(Figure record extracts)
□ □ □ □ □ □ □

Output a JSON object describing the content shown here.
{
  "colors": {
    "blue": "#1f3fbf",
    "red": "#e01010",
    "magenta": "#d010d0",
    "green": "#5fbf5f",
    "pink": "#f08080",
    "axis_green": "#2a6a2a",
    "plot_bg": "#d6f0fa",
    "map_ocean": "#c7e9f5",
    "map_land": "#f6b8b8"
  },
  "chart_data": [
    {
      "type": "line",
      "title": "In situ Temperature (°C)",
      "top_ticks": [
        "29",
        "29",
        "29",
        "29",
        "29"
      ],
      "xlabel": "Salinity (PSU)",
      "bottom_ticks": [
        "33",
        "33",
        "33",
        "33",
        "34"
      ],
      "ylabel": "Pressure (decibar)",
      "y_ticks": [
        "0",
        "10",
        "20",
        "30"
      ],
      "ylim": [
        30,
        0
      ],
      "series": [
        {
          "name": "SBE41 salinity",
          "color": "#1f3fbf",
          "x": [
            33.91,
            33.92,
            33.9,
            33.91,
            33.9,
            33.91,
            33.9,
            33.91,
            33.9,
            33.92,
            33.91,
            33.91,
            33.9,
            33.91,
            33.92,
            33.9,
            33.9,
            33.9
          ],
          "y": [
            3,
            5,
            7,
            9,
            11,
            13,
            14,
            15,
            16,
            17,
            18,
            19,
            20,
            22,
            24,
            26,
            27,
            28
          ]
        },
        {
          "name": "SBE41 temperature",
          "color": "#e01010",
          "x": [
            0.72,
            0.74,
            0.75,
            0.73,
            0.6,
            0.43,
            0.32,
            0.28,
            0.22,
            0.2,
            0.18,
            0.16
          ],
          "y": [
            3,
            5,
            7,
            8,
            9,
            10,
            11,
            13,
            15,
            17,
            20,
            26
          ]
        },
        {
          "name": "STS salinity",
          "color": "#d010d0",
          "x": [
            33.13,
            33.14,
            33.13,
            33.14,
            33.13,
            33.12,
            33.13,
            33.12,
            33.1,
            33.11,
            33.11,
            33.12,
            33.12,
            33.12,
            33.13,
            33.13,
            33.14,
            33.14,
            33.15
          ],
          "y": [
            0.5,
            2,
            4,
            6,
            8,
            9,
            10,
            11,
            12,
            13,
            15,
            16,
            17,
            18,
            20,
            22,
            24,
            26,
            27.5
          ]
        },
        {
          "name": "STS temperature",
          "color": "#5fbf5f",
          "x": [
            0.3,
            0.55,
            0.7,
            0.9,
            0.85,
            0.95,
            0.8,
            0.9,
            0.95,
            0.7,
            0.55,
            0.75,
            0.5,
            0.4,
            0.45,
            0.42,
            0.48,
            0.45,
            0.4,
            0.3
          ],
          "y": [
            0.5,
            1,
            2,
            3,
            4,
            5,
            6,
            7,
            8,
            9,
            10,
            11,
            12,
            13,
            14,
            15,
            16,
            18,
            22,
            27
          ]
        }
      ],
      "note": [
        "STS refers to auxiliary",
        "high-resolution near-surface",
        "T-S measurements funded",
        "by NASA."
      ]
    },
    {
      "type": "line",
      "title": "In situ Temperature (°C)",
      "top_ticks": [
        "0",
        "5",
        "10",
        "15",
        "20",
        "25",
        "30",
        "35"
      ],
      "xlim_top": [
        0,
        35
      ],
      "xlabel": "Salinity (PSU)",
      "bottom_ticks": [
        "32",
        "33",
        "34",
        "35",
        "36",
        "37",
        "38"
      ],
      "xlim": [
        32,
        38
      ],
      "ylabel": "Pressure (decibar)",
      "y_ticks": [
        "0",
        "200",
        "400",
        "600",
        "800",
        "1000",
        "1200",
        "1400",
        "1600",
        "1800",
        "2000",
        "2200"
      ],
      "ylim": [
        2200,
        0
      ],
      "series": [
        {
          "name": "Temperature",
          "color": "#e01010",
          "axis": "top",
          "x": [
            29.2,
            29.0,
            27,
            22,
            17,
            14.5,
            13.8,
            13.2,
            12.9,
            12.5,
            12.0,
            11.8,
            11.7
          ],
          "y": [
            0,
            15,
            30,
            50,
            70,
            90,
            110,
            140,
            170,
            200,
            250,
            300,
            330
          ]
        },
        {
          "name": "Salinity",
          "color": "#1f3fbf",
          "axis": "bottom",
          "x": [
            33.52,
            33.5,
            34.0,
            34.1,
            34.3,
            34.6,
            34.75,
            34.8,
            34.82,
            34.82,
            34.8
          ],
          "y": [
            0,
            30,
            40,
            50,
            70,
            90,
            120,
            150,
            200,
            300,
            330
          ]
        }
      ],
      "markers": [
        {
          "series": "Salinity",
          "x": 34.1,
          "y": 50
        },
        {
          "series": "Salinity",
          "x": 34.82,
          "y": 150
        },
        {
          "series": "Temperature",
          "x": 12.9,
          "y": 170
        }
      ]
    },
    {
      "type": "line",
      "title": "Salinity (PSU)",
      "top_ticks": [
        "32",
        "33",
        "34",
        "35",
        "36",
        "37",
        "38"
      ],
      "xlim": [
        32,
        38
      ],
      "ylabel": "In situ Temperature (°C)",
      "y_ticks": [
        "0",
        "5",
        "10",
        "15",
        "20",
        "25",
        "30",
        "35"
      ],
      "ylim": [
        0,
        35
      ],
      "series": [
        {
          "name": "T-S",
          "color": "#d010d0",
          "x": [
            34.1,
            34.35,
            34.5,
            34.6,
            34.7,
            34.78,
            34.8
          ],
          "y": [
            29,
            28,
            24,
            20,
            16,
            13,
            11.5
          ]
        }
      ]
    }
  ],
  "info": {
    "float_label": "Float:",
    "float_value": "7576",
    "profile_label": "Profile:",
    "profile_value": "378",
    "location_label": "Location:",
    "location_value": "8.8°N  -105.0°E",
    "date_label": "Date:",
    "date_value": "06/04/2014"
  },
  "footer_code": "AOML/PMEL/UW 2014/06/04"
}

□ □ □ □ □ □ □

> _SET PROBLEM_:
Restate each entry exactly, skipping none.

> _RESULT OF THIS TASK_:
Output a JSON object describing the content shown here.
{
  "colors": {
    "blue": "#1f3fbf",
    "red": "#e01010",
    "magenta": "#d010d0",
    "green": "#5fbf5f",
    "pink": "#f08080",
    "axis_green": "#2a6a2a",
    "plot_bg": "#d6f0fa",
    "map_ocean": "#c7e9f5",
    "map_land": "#f6b8b8"
  },
  "chart_data": [
    {
      "type": "line",
      "title": "In situ Temperature (°C)",
      "top_ticks": [
        "29",
        "29",
        "29",
        "29",
        "29"
      ],
      "xlabel": "Salinity (PSU)",
      "bottom_ticks": [
        "33",
        "33",
        "33",
        "33",
        "34"
      ],
      "ylabel": "Pressure (decibar)",
      "y_ticks": [
        "0",
        "10",
        "20",
        "30"
      ],
      "ylim": [
        30,
        0
      ],
      "series": [
        {
          "name": "SBE41 salinity",
          "color": "#1f3fbf",
          "x": [
            33.91,
            33.92,
            33.9,
            33.91,
            33.9,
            33.91,
            33.9,
            33.91,
            33.9,
            33.92,
            33.91,
            33.91,
            33.9,
            33.91,
            33.92,
            33.9,
            33.9,
            33.9
          ],
          "y": [
            3,
            5,
            7,
            9,
            11,
            13,
            14,
            15,
            16,
            17,
            18,
            19,
            20,
            22,
            24,
            26,
            27,
            28
          ]
        },
        {
          "name": "SBE41 temperature",
          "color": "#e01010",
          "x": [
            0.72,
            0.74,
            0.75,
            0.73,
            0.6,
            0.43,
            0.32,
            0.28,
            0.22,
            0.2,
            0.18,
            0.16
          ],
          "y": [
            3,
            5,
            7,
            8,
            9,
            10,
            11,
            13,
            15,
            17,
            20,
            26
          ]
        },
        {
          "name": "STS salinity",
          "color": "#d010d0",
          "x": [
            33.13,
            33.14,
            33.13,
            33.14,
            33.13,
            33.12,
            33.13,
            33.12,
            33.1,
            33.11,
            33.11,
            33.12,
            33.12,
            33.12,
            33.13,
            33.13,
            33.14,
            33.14,
            33.15
          ],
          "y": [
            0.5,
            2,
            4,
            6,
            8,
            9,
            10,
            11,
            12,
            13,
            15,
            16,
            17,
            18,
            20,
            22,
            24,
            26,
            27.5
          ]
        },
        {
          "name": "STS temperature",
          "color": "#5fbf5f",
          "x": [
            0.3,
            0.55,
            0.7,
            0.9,
            0.85,
            0.95,
            0.8,
            0.9,
            0.95,
            0.7,
            0.55,
            0.75,
            0.5,
            0.4,
            0.45,
            0.42,
            0.48,
            0.45,
            0.4,
            0.3
          ],
          "y": [
            0.5,
            1,
            2,
            3,
            4,
            5,
            6,
            7,
            8,
            9,
            10,
            11,
            12,
            13,
            14,
            15,
            16,
            18,
            22,
            27
          ]
        }
      ],
      "note": [
        "STS refers to auxiliary",
        "high-resolution near-surface",
        "T-S measurements funded",
        "by NASA."
      ]
    },
    {
      "type": "line",
      "title": "In situ Temperature (°C)",
      "top_ticks": [
        "0",
        "5",
        "10",
        "15",
        "20",
        "25",
        "30",
        "35"
      ],
      "xlim_top": [
        0,
        35
      ],
      "xlabel": "Salinity (PSU)",
      "bottom_ticks": [
        "32",
        "33",
        "34",
        "35",
        "36",
        "37",
        "38"
      ],
      "xlim": [
        32,
        38
      ],
      "ylabel": "Pressure (decibar)",
      "y_ticks": [
        "0",
        "200",
        "400",
        "600",
        "800",
        "1000",
        "1200",
        "1400",
        "1600",
        "1800",
        "2000",
        "2200"
      ],
      "ylim": [
        2200,
        0
      ],
      "series": [
        {
          "name": "Temperature",
          "color": "#e01010",
          "axis": "top",
          "x": [
            29.2,
            29.0,
            27,
            22,
            17,
            14.5,
            13.8,
            13.2,
            12.9,
            12.5,
            12.0,
            11.8,
            11.7
          ],
          "y": [
            0,
            15,
            30,
            50,
            70,
            90,
            110,
            140,
            170,
            200,
            250,
            300,
            330
          ]
        },
        {
          "name": "Salinity",
          "color": "#1f3fbf",
          "axis": "bottom",
          "x": [
            33.52,
            33.5,
            34.0,
            34.1,
            34.3,
            34.6,
            34.75,
            34.8,
            34.82,
            34.82,
            34.8
          ],
          "y": [
            0,
            30,
            40,
            50,
            70,
            90,
            120,
            150,
            200,
            300,
            330
          ]
        }
      ],
      "markers": [
        {
          "series": "Salinity",
          "x": 34.1,
          "y": 50
        },
        {
          "series": "Salinity",
          "x": 34.82,
          "y": 150
        },
        {
          "series": "Temperature",
          "x": 12.9,
          "y": 170
        }
      ]
    },
    {
      "type": "line",
      "title": "Salinity (PSU)",
      "top_ticks": [
        "32",
        "33",
        "34",
        "35",
        "36",
        "37",
        "38"
      ],
      "xlim": [
        32,
        38
      ],
      "ylabel": "In situ Temperature (°C)",
      "y_ticks": [
        "0",
        "5",
        "10",
        "15",
        "20",
        "25",
        "30",
        "35"
      ],
      "ylim": [
        0,
        35
      ],
      "series": [
        {
          "name": "T-S",
          "color": "#d010d0",
          "x": [
            34.1,
            34.35,
            34.5,
            34.6,
            34.7,
            34.78,
            34.8
          ],
          "y": [
            29,
            28,
            24,
            20,
            16,
            13,
            11.5
          ]
        }
      ]
    }
  ],
  "info": {
    "float_label": "Float:",
    "float_value": "7576",
    "profile_label": "Profile:",
    "profile_value": "378",
    "location_label": "Location:",
    "location_value": "8.8°N  -105.0°E",
    "date_label": "Date:",
    "date_value": "06/04/2014"
  },
  "footer_code": "AOML/PMEL/UW 2014/06/04"
}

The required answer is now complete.